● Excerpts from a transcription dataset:
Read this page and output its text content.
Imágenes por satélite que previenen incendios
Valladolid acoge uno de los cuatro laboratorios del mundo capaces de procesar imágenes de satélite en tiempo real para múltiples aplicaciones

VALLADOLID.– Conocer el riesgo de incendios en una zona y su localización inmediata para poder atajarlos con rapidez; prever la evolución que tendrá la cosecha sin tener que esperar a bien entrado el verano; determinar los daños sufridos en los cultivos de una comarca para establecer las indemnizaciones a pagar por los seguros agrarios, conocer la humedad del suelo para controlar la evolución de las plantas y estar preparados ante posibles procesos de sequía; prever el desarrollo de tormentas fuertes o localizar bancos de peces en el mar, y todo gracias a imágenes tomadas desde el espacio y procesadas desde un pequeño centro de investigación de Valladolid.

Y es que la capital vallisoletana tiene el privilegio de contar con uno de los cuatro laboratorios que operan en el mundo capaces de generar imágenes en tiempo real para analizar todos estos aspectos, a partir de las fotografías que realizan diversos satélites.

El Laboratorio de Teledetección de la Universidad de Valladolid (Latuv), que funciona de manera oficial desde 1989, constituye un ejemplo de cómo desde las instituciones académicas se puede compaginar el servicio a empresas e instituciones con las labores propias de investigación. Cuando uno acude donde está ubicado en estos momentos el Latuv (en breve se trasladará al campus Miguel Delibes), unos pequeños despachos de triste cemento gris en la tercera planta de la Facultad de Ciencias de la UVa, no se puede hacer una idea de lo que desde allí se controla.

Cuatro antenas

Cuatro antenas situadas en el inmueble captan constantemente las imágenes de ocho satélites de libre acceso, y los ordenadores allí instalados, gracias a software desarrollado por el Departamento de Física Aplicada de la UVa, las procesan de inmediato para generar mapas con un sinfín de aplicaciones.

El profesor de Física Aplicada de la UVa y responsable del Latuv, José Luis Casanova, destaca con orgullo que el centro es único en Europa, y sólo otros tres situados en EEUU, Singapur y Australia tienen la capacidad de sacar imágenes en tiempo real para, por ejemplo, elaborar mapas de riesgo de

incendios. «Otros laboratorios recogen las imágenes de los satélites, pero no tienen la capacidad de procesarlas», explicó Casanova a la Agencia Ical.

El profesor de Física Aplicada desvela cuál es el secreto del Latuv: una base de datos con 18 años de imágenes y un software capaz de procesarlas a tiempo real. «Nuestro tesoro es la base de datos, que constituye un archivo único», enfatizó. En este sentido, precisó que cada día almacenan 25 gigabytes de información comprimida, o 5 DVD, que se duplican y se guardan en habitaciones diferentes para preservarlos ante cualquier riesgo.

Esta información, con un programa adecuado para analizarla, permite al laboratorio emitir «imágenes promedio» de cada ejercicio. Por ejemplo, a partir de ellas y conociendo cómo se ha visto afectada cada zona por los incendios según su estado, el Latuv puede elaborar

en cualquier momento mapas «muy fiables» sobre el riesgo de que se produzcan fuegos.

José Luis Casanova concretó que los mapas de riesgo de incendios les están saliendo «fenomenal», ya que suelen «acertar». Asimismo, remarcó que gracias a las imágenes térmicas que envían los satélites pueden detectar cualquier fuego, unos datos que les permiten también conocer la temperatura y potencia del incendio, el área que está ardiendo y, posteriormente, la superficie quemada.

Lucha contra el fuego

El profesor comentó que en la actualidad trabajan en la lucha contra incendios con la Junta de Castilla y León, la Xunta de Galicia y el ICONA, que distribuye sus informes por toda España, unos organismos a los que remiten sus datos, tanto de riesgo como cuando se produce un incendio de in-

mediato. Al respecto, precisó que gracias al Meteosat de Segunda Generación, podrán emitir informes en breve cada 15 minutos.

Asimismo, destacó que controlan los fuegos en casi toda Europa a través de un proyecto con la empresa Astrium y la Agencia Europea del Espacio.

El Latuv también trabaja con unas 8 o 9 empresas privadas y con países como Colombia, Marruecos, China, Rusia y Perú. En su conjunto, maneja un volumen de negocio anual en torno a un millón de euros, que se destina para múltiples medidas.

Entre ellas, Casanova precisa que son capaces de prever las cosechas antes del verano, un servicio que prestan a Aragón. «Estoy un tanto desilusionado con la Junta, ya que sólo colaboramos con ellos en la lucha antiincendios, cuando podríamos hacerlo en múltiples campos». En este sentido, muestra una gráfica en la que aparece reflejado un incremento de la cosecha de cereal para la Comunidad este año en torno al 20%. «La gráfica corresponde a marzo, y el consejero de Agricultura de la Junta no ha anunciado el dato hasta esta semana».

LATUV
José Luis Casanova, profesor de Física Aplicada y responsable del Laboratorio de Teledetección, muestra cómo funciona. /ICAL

● Activity: Across the entries above, how many lines carry the word "emitir"? Write only the number.

● Output for this exercise: 2